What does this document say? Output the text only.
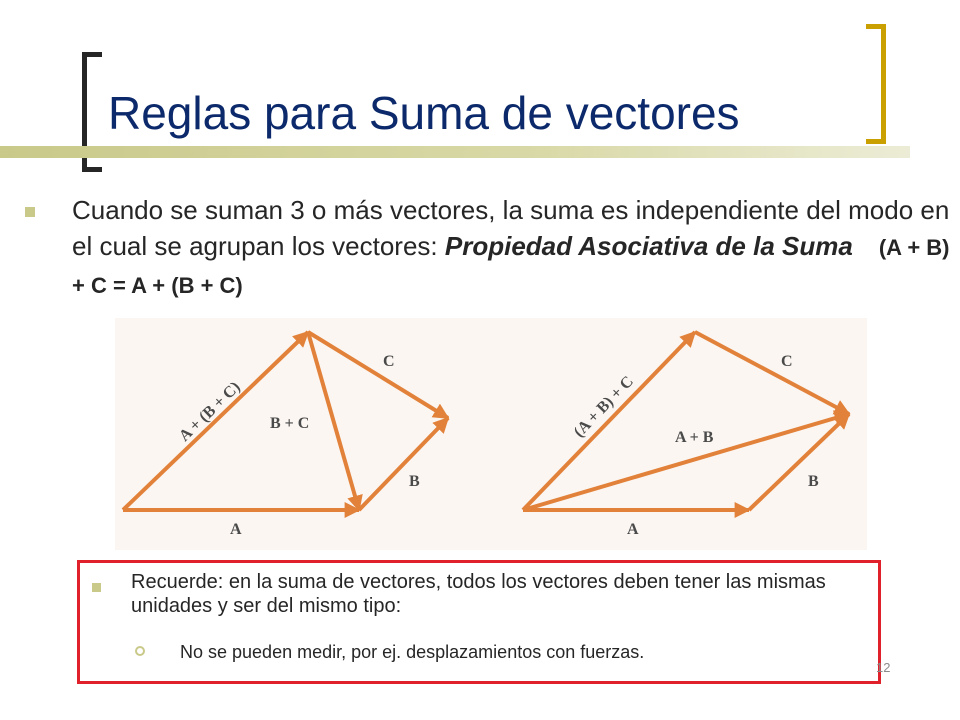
Reglas para Suma de vectores
Cuando se suman 3 o más vectores, la suma es independiente del modo en el cual se agrupan los vectores: Propiedad Asociativa de la Suma (A + B) + C = A + (B + C)
A
B
C
B + C
A + (B + C)
A
B
C
A + B
(A + B) + C
Recuerde: en la suma de vectores, todos los vectores deben tener las mismas unidades y ser del mismo tipo:
No se pueden medir, por ej. desplazamientos con fuerzas.
12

════════════════

• _Exercise objective_: Leave the pictures out and reproduce each record exactly as written.

• _Full solution_:
What does this document say? Output the text only.
Reglas para Suma de vectores
Cuando se suman 3 o más vectores, la suma es independiente del modo en el cual se agrupan los vectores: Propiedad Asociativa de la Suma (A + B) + C = A + (B + C)
A
B
C
B + C
A + (B + C)
A
B
C
A + B
(A + B) + C
Recuerde: en la suma de vectores, todos los vectores deben tener las mismas unidades y ser del mismo tipo:
No se pueden medir, por ej. desplazamientos con fuerzas.
12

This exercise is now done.